Task prompt:
Transcribe the whole listing below without changing a word, but leave out every image.

Records from a dataset:
^^^^^^^^

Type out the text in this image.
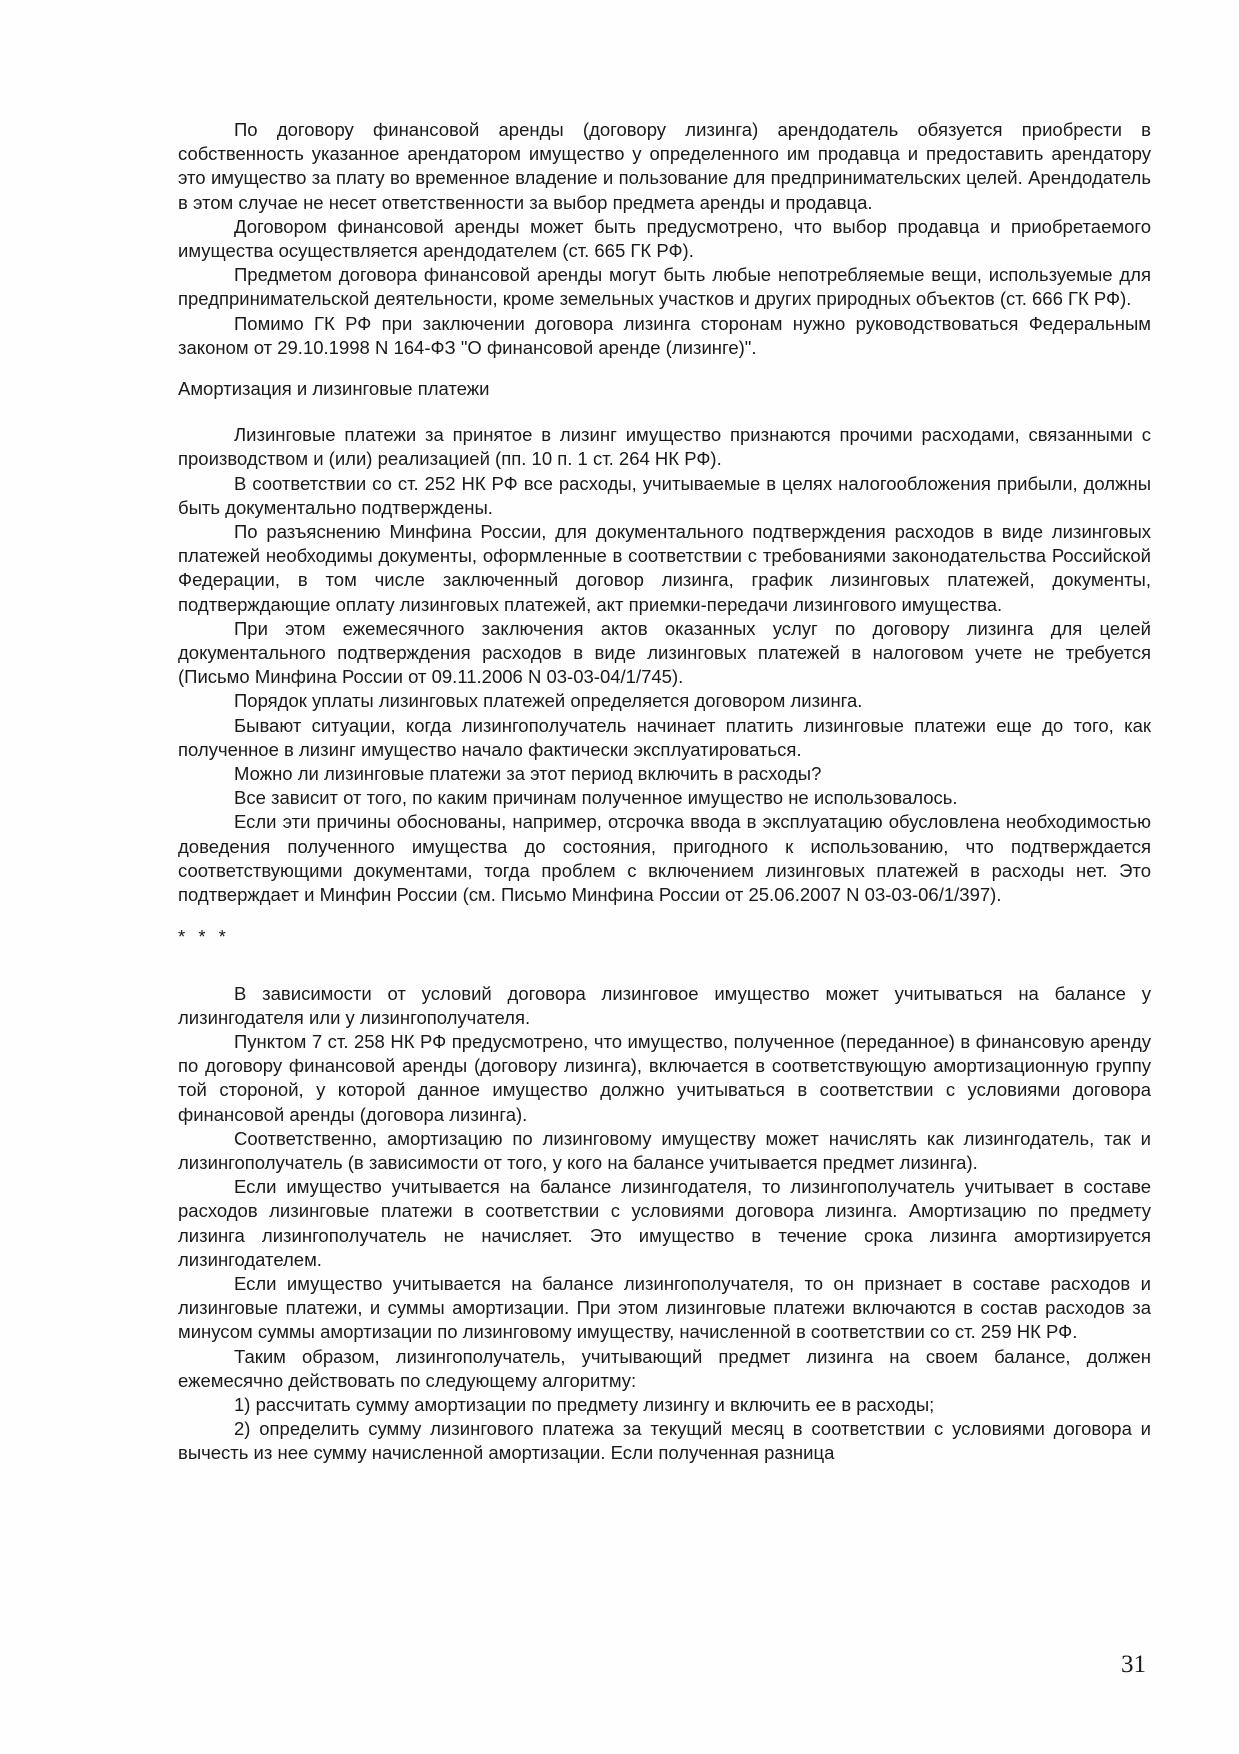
По договору финансовой аренды (договору лизинга) арендодатель обязуется приобрести в собственность указанное арендатором имущество у определенного им продавца и предоставить арендатору это имущество за плату во временное владение и пользование для предпринимательских целей. Арендодатель в этом случае не несет ответственности за выбор предмета аренды и продавца.

Договором финансовой аренды может быть предусмотрено, что выбор продавца и приобретаемого имущества осуществляется арендодателем (ст. 665 ГК РФ).

Предметом договора финансовой аренды могут быть любые непотребляемые вещи, используемые для предпринимательской деятельности, кроме земельных участков и других природных объектов (ст. 666 ГК РФ).

Помимо ГК РФ при заключении договора лизинга сторонам нужно руководствоваться Федеральным законом от 29.10.1998 N 164-ФЗ "О финансовой аренде (лизинге)".

Амортизация и лизинговые платежи

Лизинговые платежи за принятое в лизинг имущество признаются прочими расходами, связанными с производством и (или) реализацией (пп. 10 п. 1 ст. 264 НК РФ).

В соответствии со ст. 252 НК РФ все расходы, учитываемые в целях налогообложения прибыли, должны быть документально подтверждены.

По разъяснению Минфина России, для документального подтверждения расходов в виде лизинговых платежей необходимы документы, оформленные в соответствии с требованиями законодательства Российской Федерации, в том числе заключенный договор лизинга, график лизинговых платежей, документы, подтверждающие оплату лизинговых платежей, акт приемки-передачи лизингового имущества.

При этом ежемесячного заключения актов оказанных услуг по договору лизинга для целей документального подтверждения расходов в виде лизинговых платежей в налоговом учете не требуется (Письмо Минфина России от 09.11.2006 N 03-03-04/1/745).

Порядок уплаты лизинговых платежей определяется договором лизинга.

Бывают ситуации, когда лизингополучатель начинает платить лизинговые платежи еще до того, как полученное в лизинг имущество начало фактически эксплуатироваться.

Можно ли лизинговые платежи за этот период включить в расходы?

Все зависит от того, по каким причинам полученное имущество не использовалось.

Если эти причины обоснованы, например, отсрочка ввода в эксплуатацию обусловлена необходимостью доведения полученного имущества до состояния, пригодного к использованию, что подтверждается соответствующими документами, тогда проблем с включением лизинговых платежей в расходы нет. Это подтверждает и Минфин России (см. Письмо Минфина России от 25.06.2007 N 03-03-06/1/397).

* * *

В зависимости от условий договора лизинговое имущество может учитываться на балансе у лизингодателя или у лизингополучателя.

Пунктом 7 ст. 258 НК РФ предусмотрено, что имущество, полученное (переданное) в финансовую аренду по договору финансовой аренды (договору лизинга), включается в соответствующую амортизационную группу той стороной, у которой данное имущество должно учитываться в соответствии с условиями договора финансовой аренды (договора лизинга).

Соответственно, амортизацию по лизинговому имуществу может начислять как лизингодатель, так и лизингополучатель (в зависимости от того, у кого на балансе учитывается предмет лизинга).

Если имущество учитывается на балансе лизингодателя, то лизингополучатель учитывает в составе расходов лизинговые платежи в соответствии с условиями договора лизинга. Амортизацию по предмету лизинга лизингополучатель не начисляет. Это имущество в течение срока лизинга амортизируется лизингодателем.

Если имущество учитывается на балансе лизингополучателя, то он признает в составе расходов и лизинговые платежи, и суммы амортизации. При этом лизинговые платежи включаются в состав расходов за минусом суммы амортизации по лизинговому имуществу, начисленной в соответствии со ст. 259 НК РФ.

Таким образом, лизингополучатель, учитывающий предмет лизинга на своем балансе, должен ежемесячно действовать по следующему алгоритму:

1) рассчитать сумму амортизации по предмету лизингу и включить ее в расходы;

2) определить сумму лизингового платежа за текущий месяц в соответствии с условиями договора и вычесть из нее сумму начисленной амортизации. Если полученная разница

31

^^^^^^^^

Answer:
Type out the text in this image.
По договору финансовой аренды (договору лизинга) арендодатель обязуется приобрести в собственность указанное арендатором имущество у определенного им продавца и предоставить арендатору это имущество за плату во временное владение и пользование для предпринимательских целей. Арендодатель в этом случае не несет ответственности за выбор предмета аренды и продавца.

Договором финансовой аренды может быть предусмотрено, что выбор продавца и приобретаемого имущества осуществляется арендодателем (ст. 665 ГК РФ).

Предметом договора финансовой аренды могут быть любые непотребляемые вещи, используемые для предпринимательской деятельности, кроме земельных участков и других природных объектов (ст. 666 ГК РФ).

Помимо ГК РФ при заключении договора лизинга сторонам нужно руководствоваться Федеральным законом от 29.10.1998 N 164-ФЗ "О финансовой аренде (лизинге)".

Амортизация и лизинговые платежи

Лизинговые платежи за принятое в лизинг имущество признаются прочими расходами, связанными с производством и (или) реализацией (пп. 10 п. 1 ст. 264 НК РФ).

В соответствии со ст. 252 НК РФ все расходы, учитываемые в целях налогообложения прибыли, должны быть документально подтверждены.

По разъяснению Минфина России, для документального подтверждения расходов в виде лизинговых платежей необходимы документы, оформленные в соответствии с требованиями законодательства Российской Федерации, в том числе заключенный договор лизинга, график лизинговых платежей, документы, подтверждающие оплату лизинговых платежей, акт приемки-передачи лизингового имущества.

При этом ежемесячного заключения актов оказанных услуг по договору лизинга для целей документального подтверждения расходов в виде лизинговых платежей в налоговом учете не требуется (Письмо Минфина России от 09.11.2006 N 03-03-04/1/745).

Порядок уплаты лизинговых платежей определяется договором лизинга.

Бывают ситуации, когда лизингополучатель начинает платить лизинговые платежи еще до того, как полученное в лизинг имущество начало фактически эксплуатироваться.

Можно ли лизинговые платежи за этот период включить в расходы?

Все зависит от того, по каким причинам полученное имущество не использовалось.

Если эти причины обоснованы, например, отсрочка ввода в эксплуатацию обусловлена необходимостью доведения полученного имущества до состояния, пригодного к использованию, что подтверждается соответствующими документами, тогда проблем с включением лизинговых платежей в расходы нет. Это подтверждает и Минфин России (см. Письмо Минфина России от 25.06.2007 N 03-03-06/1/397).

* * *

В зависимости от условий договора лизинговое имущество может учитываться на балансе у лизингодателя или у лизингополучателя.

Пунктом 7 ст. 258 НК РФ предусмотрено, что имущество, полученное (переданное) в финансовую аренду по договору финансовой аренды (договору лизинга), включается в соответствующую амортизационную группу той стороной, у которой данное имущество должно учитываться в соответствии с условиями договора финансовой аренды (договора лизинга).

Соответственно, амортизацию по лизинговому имуществу может начислять как лизингодатель, так и лизингополучатель (в зависимости от того, у кого на балансе учитывается предмет лизинга).

Если имущество учитывается на балансе лизингодателя, то лизингополучатель учитывает в составе расходов лизинговые платежи в соответствии с условиями договора лизинга. Амортизацию по предмету лизинга лизингополучатель не начисляет. Это имущество в течение срока лизинга амортизируется лизингодателем.

Если имущество учитывается на балансе лизингополучателя, то он признает в составе расходов и лизинговые платежи, и суммы амортизации. При этом лизинговые платежи включаются в состав расходов за минусом суммы амортизации по лизинговому имуществу, начисленной в соответствии со ст. 259 НК РФ.

Таким образом, лизингополучатель, учитывающий предмет лизинга на своем балансе, должен ежемесячно действовать по следующему алгоритму:

1) рассчитать сумму амортизации по предмету лизингу и включить ее в расходы;

2) определить сумму лизингового платежа за текущий месяц в соответствии с условиями договора и вычесть из нее сумму начисленной амортизации. Если полученная разница

31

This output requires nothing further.